**Dataset items:**
★ ★ ★ ★

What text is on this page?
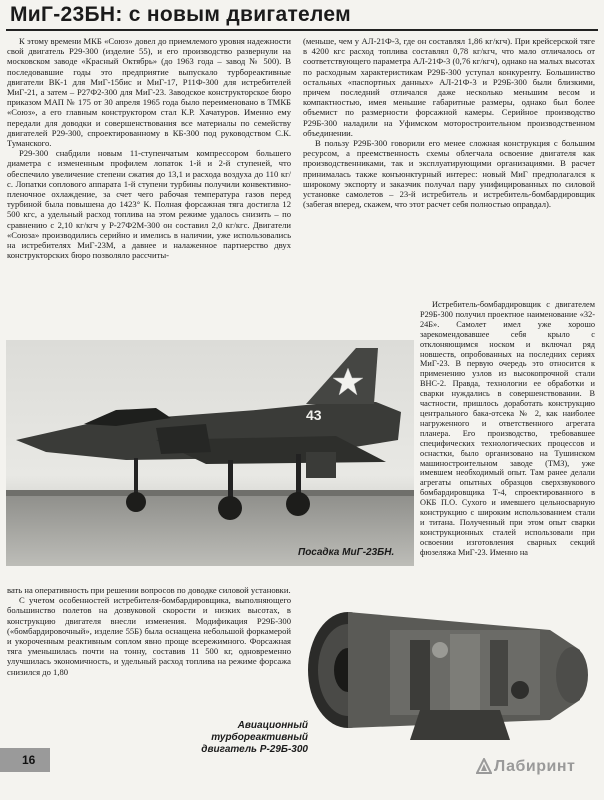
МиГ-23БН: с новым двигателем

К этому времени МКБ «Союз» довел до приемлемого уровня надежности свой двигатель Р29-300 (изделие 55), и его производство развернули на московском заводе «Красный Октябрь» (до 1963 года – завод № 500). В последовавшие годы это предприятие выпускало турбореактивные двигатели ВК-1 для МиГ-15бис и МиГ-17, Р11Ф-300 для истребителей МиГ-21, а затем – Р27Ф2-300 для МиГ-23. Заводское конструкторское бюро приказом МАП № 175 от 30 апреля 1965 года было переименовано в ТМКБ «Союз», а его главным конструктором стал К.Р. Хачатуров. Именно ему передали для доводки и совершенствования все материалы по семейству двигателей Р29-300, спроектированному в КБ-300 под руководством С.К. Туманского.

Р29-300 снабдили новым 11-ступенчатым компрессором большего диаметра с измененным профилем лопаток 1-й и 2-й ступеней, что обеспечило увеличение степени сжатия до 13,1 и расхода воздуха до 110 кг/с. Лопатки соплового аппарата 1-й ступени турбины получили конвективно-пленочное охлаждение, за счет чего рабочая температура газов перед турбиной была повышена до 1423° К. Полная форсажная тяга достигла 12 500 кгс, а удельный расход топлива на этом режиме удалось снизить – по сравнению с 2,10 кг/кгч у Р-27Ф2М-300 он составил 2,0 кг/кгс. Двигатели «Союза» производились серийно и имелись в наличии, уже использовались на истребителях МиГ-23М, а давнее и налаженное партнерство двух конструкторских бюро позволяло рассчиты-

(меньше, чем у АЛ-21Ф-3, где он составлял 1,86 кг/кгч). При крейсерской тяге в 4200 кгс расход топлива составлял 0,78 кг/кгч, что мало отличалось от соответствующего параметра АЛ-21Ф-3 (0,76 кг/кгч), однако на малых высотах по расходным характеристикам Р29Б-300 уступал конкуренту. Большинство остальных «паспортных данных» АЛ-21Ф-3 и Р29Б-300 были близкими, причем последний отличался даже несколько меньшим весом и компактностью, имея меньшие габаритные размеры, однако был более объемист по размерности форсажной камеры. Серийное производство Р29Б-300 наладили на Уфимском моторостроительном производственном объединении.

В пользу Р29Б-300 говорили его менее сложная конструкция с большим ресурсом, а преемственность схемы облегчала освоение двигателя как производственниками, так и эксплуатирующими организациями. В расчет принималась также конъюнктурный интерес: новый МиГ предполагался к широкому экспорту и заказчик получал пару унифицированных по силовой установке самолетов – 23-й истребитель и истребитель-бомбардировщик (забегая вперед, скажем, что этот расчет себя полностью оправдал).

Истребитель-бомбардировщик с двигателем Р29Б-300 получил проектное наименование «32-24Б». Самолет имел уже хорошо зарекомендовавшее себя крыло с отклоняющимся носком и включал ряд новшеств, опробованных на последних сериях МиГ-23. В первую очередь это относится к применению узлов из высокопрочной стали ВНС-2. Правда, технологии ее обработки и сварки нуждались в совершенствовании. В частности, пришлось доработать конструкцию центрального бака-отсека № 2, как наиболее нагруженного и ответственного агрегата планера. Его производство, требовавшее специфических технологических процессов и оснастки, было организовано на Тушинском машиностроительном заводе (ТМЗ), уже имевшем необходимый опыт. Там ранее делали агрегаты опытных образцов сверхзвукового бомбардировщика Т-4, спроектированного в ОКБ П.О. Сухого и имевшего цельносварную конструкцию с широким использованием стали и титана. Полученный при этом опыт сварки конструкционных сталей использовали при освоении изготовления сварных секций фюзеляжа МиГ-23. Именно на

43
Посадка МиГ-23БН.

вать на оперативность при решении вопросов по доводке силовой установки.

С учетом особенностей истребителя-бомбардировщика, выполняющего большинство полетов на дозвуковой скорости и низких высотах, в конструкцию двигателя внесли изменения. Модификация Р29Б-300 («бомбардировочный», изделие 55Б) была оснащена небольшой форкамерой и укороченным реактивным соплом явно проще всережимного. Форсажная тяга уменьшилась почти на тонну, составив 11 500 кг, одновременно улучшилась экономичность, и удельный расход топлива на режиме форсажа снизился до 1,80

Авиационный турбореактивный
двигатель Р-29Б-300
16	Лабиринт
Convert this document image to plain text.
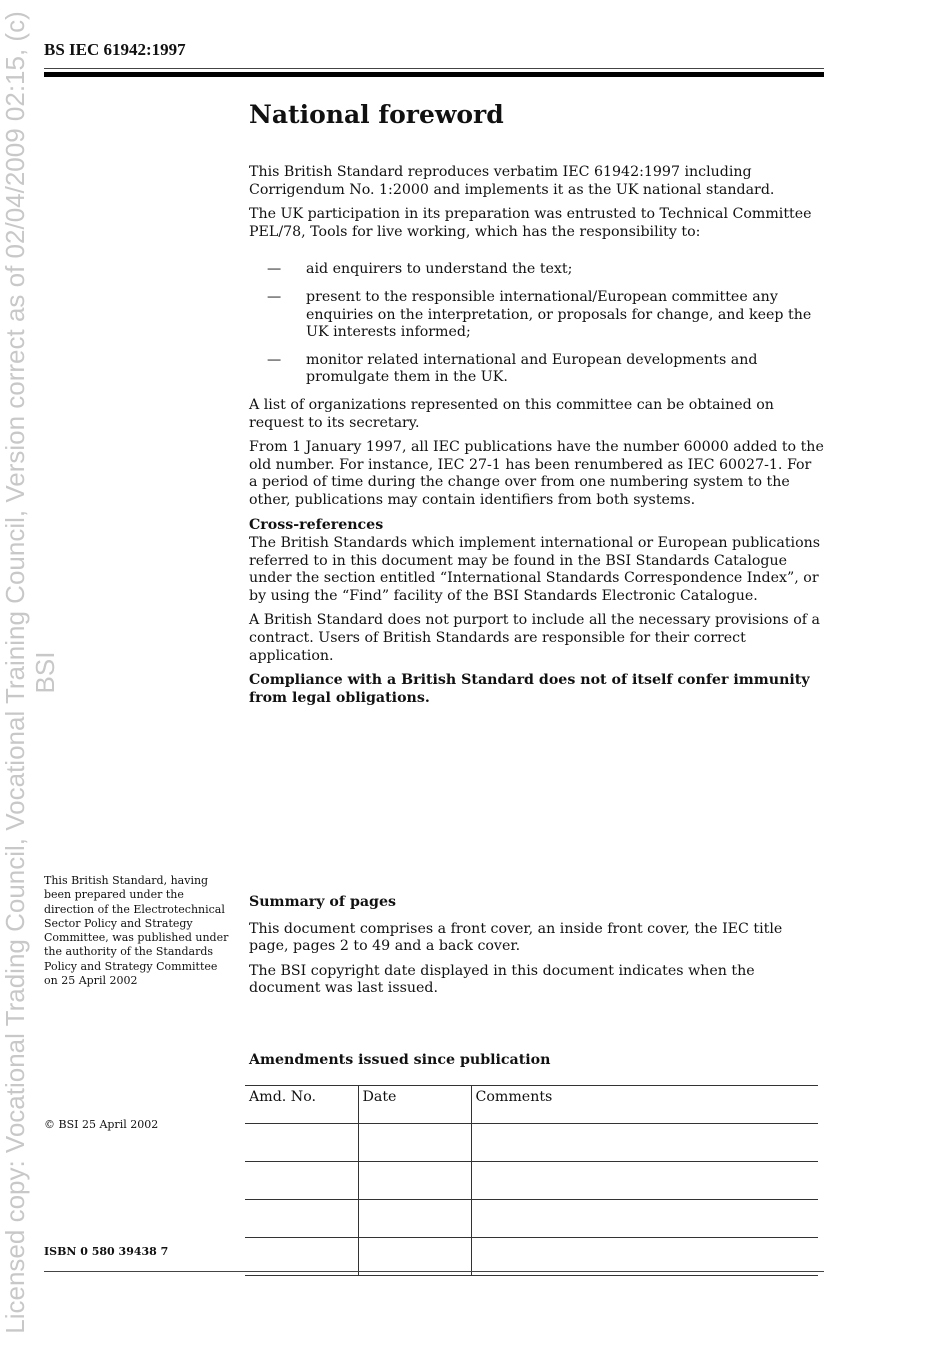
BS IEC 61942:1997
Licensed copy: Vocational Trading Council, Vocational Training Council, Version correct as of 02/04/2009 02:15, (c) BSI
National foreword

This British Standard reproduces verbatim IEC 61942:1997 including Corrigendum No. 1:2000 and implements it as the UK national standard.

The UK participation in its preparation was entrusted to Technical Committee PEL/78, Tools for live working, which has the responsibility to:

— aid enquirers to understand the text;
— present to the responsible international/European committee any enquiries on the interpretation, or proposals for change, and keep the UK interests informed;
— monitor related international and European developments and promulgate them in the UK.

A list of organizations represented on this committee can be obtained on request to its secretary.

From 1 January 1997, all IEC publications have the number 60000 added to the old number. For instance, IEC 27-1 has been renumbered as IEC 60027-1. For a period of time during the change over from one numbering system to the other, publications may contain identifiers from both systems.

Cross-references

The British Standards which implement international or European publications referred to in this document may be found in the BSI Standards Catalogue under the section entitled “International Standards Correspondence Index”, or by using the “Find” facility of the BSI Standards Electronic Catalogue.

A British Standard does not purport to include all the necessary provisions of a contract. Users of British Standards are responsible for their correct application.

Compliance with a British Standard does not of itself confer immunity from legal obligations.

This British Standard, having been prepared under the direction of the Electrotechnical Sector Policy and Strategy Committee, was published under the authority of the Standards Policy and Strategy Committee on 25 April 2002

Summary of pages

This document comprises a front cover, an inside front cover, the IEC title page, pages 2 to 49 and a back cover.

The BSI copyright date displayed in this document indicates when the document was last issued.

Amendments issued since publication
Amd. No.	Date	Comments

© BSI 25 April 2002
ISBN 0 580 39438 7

★ ★ ★ ★

**AIM:** Review the preceding data and report every line that includes the string "responsible".

**REPLY TO THE EXERCISE:**
— present to the responsible international/European committee any enquiries on the interpretation, or proposals for change, and keep the UK interests informed;
A British Standard does not purport to include all the necessary provisions of a contract. Users of British Standards are responsible for their correct application.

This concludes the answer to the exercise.